= Requirement =
Count how many lines of the data below contain the string "individuals"; the reply should be that number alone.

= Records provided =
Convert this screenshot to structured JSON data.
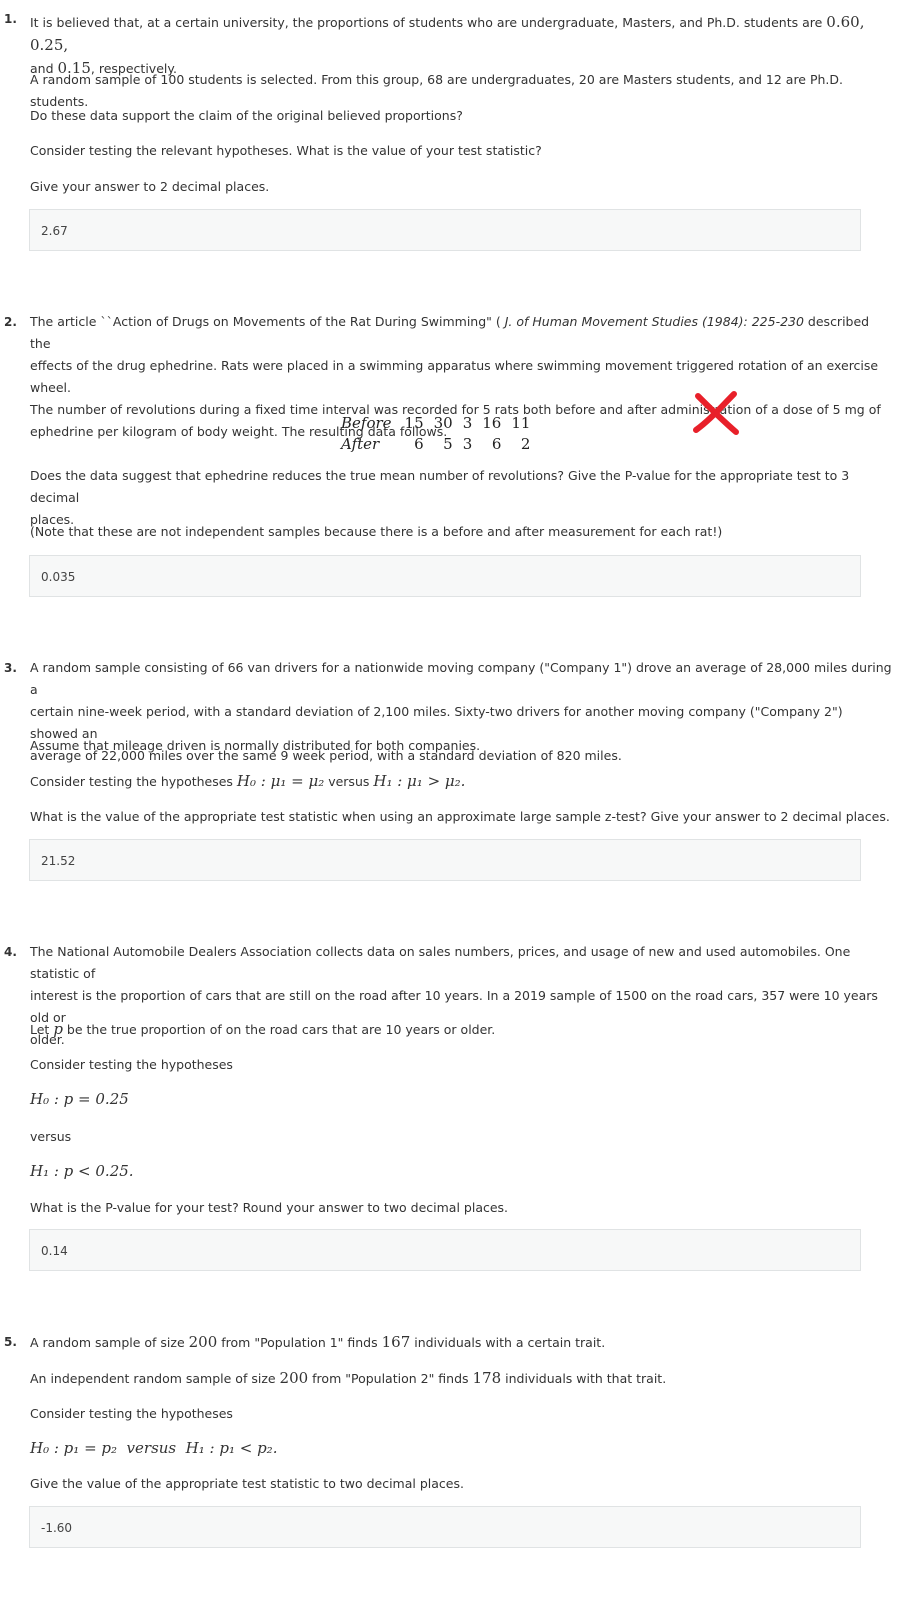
{
  "q1": {
    "number": "1.",
    "p1a": "It is believed that, at a certain university, the proportions of students who are undergraduate, Masters, and Ph.D. students are ",
    "p1m": "0.60, 0.25,",
    "p1b": "and ",
    "p1m2": "0.15",
    "p1c": ", respectively.",
    "p2": "A random sample of 100 students is selected. From this group, 68 are undergraduates, 20 are Masters students, and 12 are Ph.D. students.",
    "p3": "Do these data support the claim of the original believed proportions?",
    "p4": "Consider testing the relevant hypotheses. What is the value of your test statistic?",
    "p5": "Give your answer to 2 decimal places.",
    "answer": "2.67"
  },
  "q2": {
    "number": "2.",
    "l1a": "The article ``Action of Drugs on Movements of the Rat During Swimming\" ( ",
    "l1i": "J. of Human Movement Studies (1984): 225-230",
    "l1b": " described the",
    "l2": "effects of the drug ephedrine. Rats were placed in a swimming apparatus where swimming movement triggered rotation of an exercise wheel.",
    "l3": "The number of revolutions during a fixed time interval was recorded for 5 rats both before and after administration of a dose of 5 mg of",
    "l4": "ephedrine per kilogram of body weight. The resulting data follows.",
    "table": {
      "before_label": "Before",
      "after_label": "After",
      "before": [
        "15",
        "30",
        "3",
        "16",
        "11"
      ],
      "after": [
        "6",
        "5",
        "3",
        "6",
        "2"
      ]
    },
    "p2a": "Does the data suggest that ephedrine reduces the true mean number of revolutions? Give the P-value for the appropriate test to 3 decimal",
    "p2b": "places.",
    "p3": "(Note that these are not independent samples because there is a before and after measurement for each rat!)",
    "answer": "0.035",
    "mark_color": "#e8202a"
  },
  "q3": {
    "number": "3.",
    "l1": "A random sample consisting of 66 van drivers for a nationwide moving company (\"Company 1\") drove an average of 28,000 miles during a",
    "l2": "certain nine-week period, with a standard deviation of 2,100 miles. Sixty-two drivers for another moving company (\"Company 2\") showed an",
    "l3": "average of 22,000 miles over the same 9 week period, with a standard deviation of 820 miles.",
    "p2": "Assume that mileage driven is normally distributed for both companies.",
    "p3a": "Consider testing the hypotheses ",
    "h0": "H₀ : μ₁ = μ₂",
    "versus": " versus ",
    "h1": "H₁ : μ₁ > μ₂.",
    "p4": "What is the value of the appropriate test statistic when using an approximate large sample z-test? Give your answer to 2 decimal places.",
    "answer": "21.52"
  },
  "q4": {
    "number": "4.",
    "l1": "The National Automobile Dealers Association collects data on sales numbers, prices, and usage of new and used automobiles. One statistic of",
    "l2": "interest is the proportion of cars that are still on the road after 10 years. In a 2019 sample of 1500 on the road cars, 357 were 10 years old or",
    "l3": "older.",
    "p2a": "Let ",
    "p2m": "p",
    "p2b": " be the true proportion of on the road cars that are 10 years or older.",
    "p3": "Consider testing the hypotheses",
    "h0": "H₀ : p = 0.25",
    "versus": "versus",
    "h1": "H₁ : p < 0.25.",
    "p4": "What is the P-value for your test? Round your answer to two decimal places.",
    "answer": "0.14"
  },
  "q5": {
    "number": "5.",
    "p1a": "A random sample of size ",
    "p1m1": "200",
    "p1b": " from \"Population 1\" finds ",
    "p1m2": "167",
    "p1c": " individuals with a certain trait.",
    "p2a": "An independent random sample of size ",
    "p2m1": "200",
    "p2b": " from \"Population 2\" finds ",
    "p2m2": "178",
    "p2c": " individuals with that trait.",
    "p3": "Consider testing the hypotheses",
    "hyp": "H₀ : p₁ = p₂  versus  H₁ : p₁ < p₂.",
    "p4": "Give the value of the appropriate test statistic to two decimal places.",
    "answer": "-1.60"
  }
}
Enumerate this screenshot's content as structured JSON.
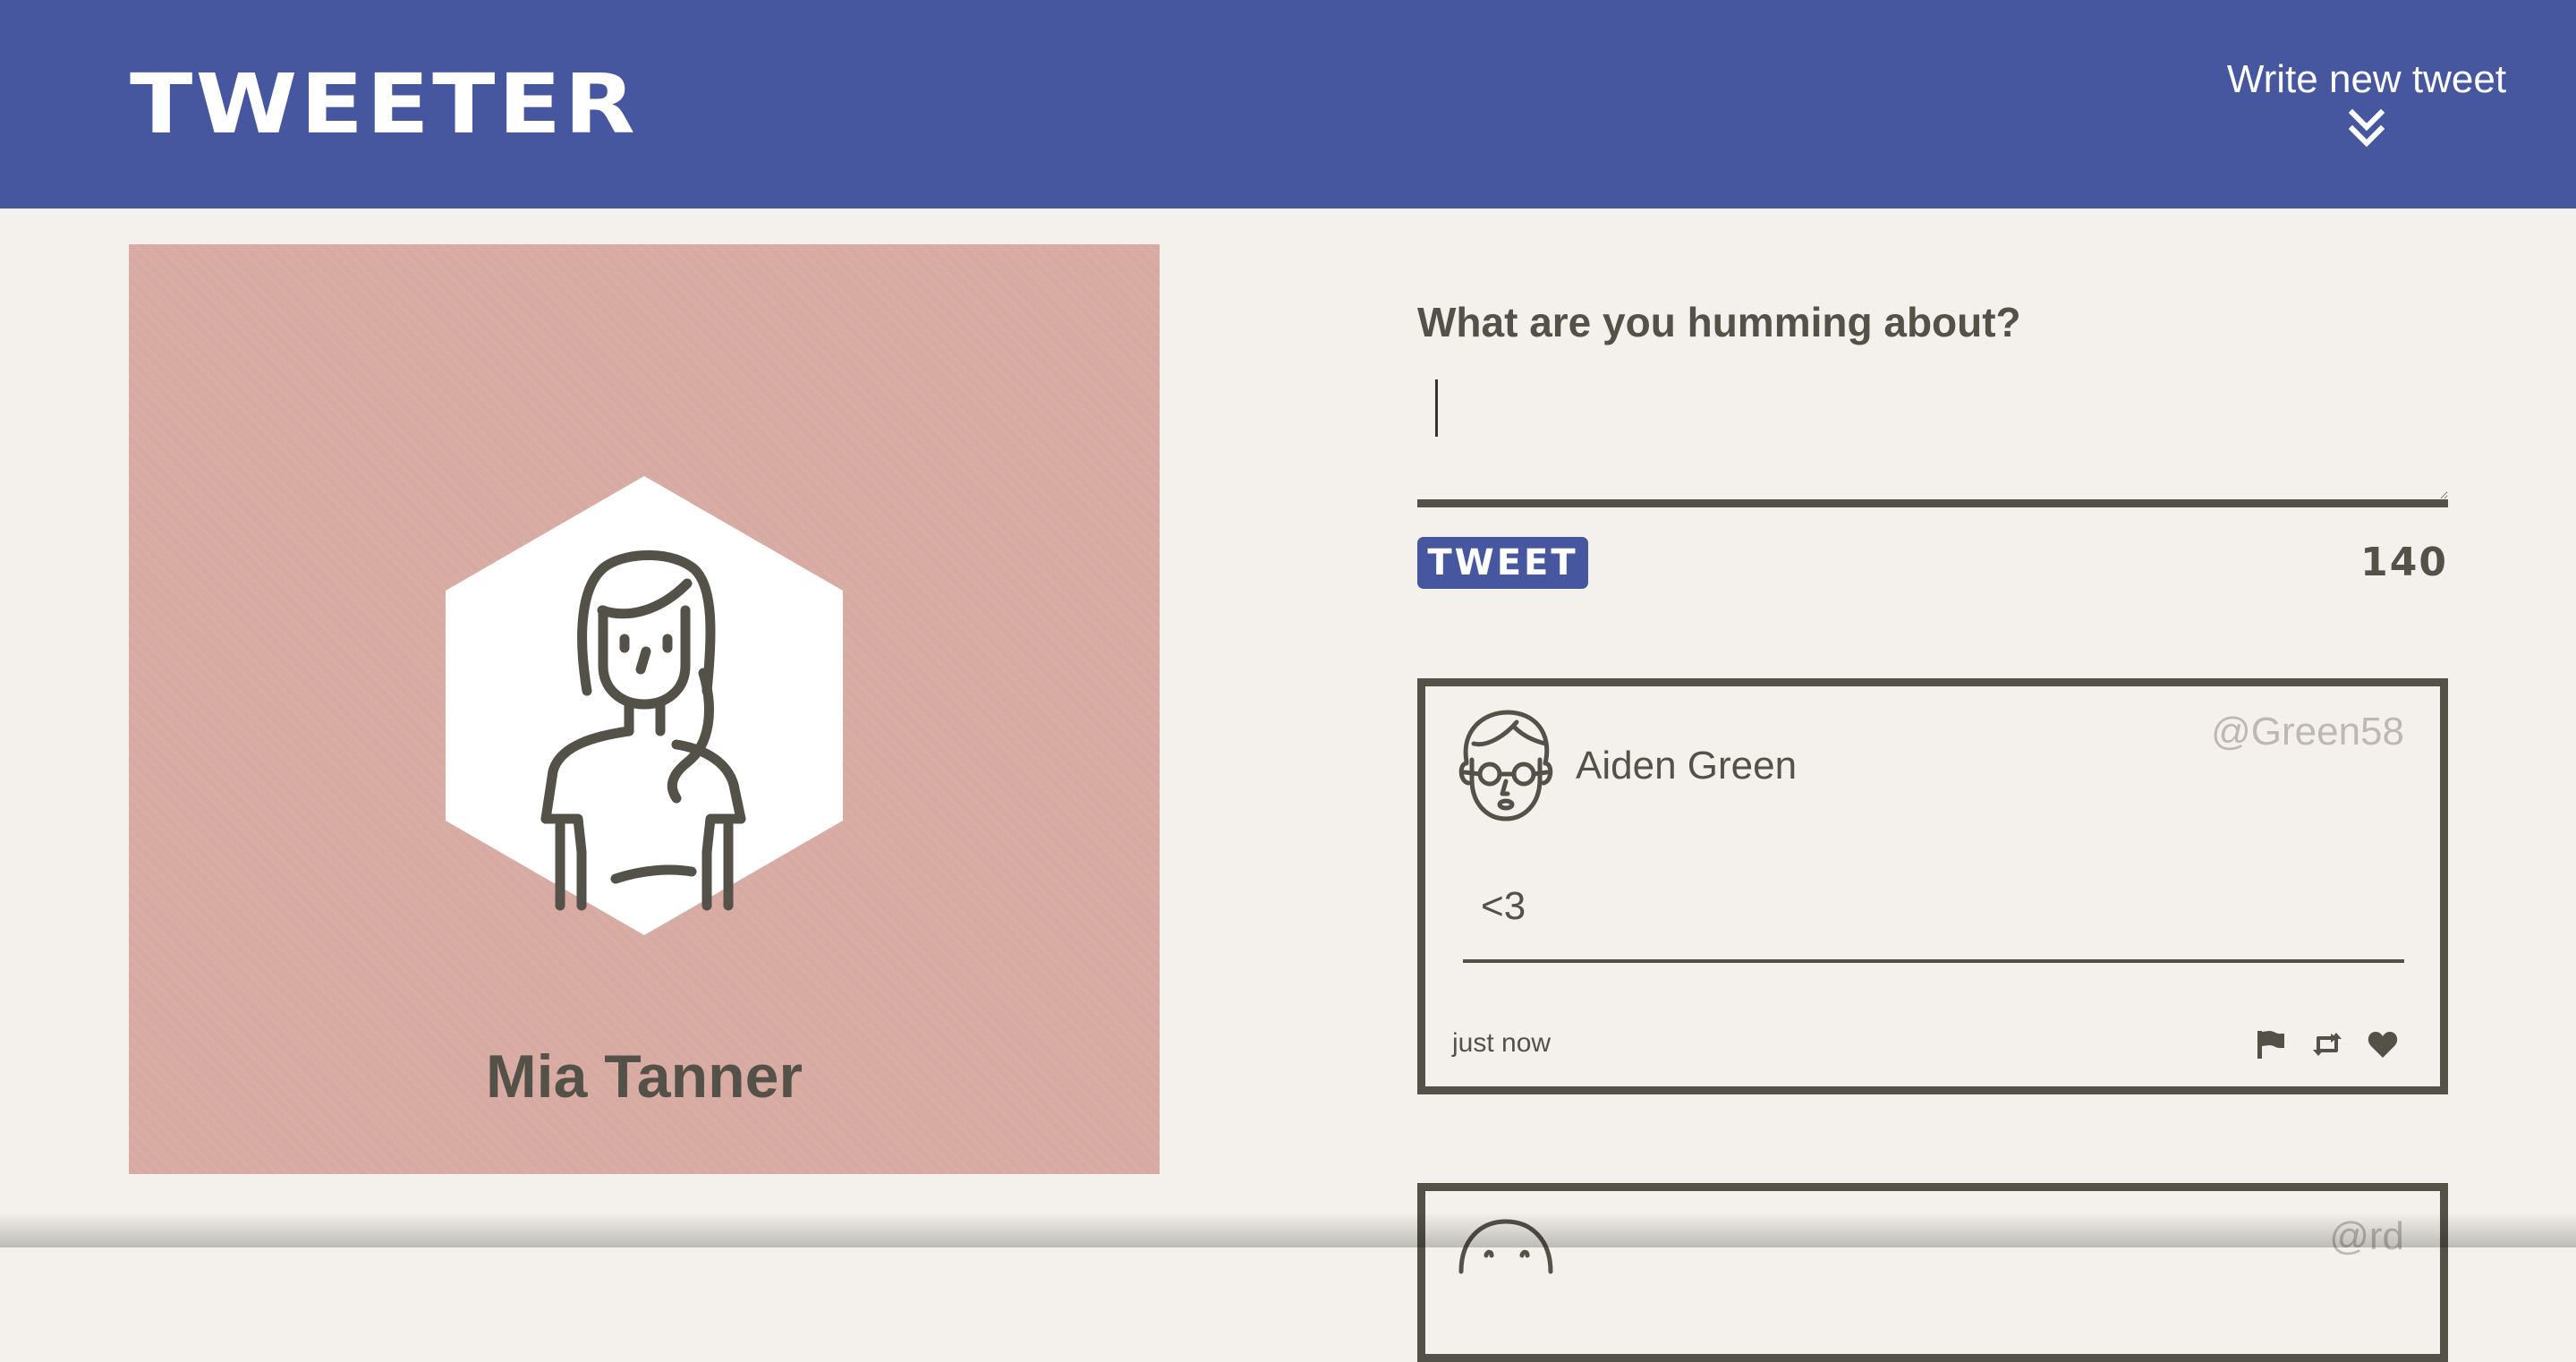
{
  "nav": {
    "brand": "TWEETER",
    "compose_toggle_label": "Write new tweet",
    "compose_toggle_icon": "double-chevron-down-icon"
  },
  "profile": {
    "name": "Mia Tanner",
    "avatar": "woman-avatar-icon",
    "card_color": "#d7aaa2"
  },
  "compose": {
    "label": "What are you humming about?",
    "textarea_value": "",
    "button_label": "TWEET",
    "counter": "140"
  },
  "tweets": [
    {
      "name": "Aiden Green",
      "handle": "@Green58",
      "avatar": "man-with-glasses-avatar-icon",
      "content": "<3",
      "time": "just now",
      "actions": [
        "flag-icon",
        "retweet-icon",
        "heart-icon"
      ]
    },
    {
      "name": "",
      "handle": "@rd",
      "avatar": "avatar-icon",
      "content": "",
      "time": ""
    }
  ],
  "colors": {
    "brand_blue": "#4657a0",
    "background": "#f4f1ec",
    "text": "#545149",
    "handle": "#bdb9b2"
  }
}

= Exercise answer =
2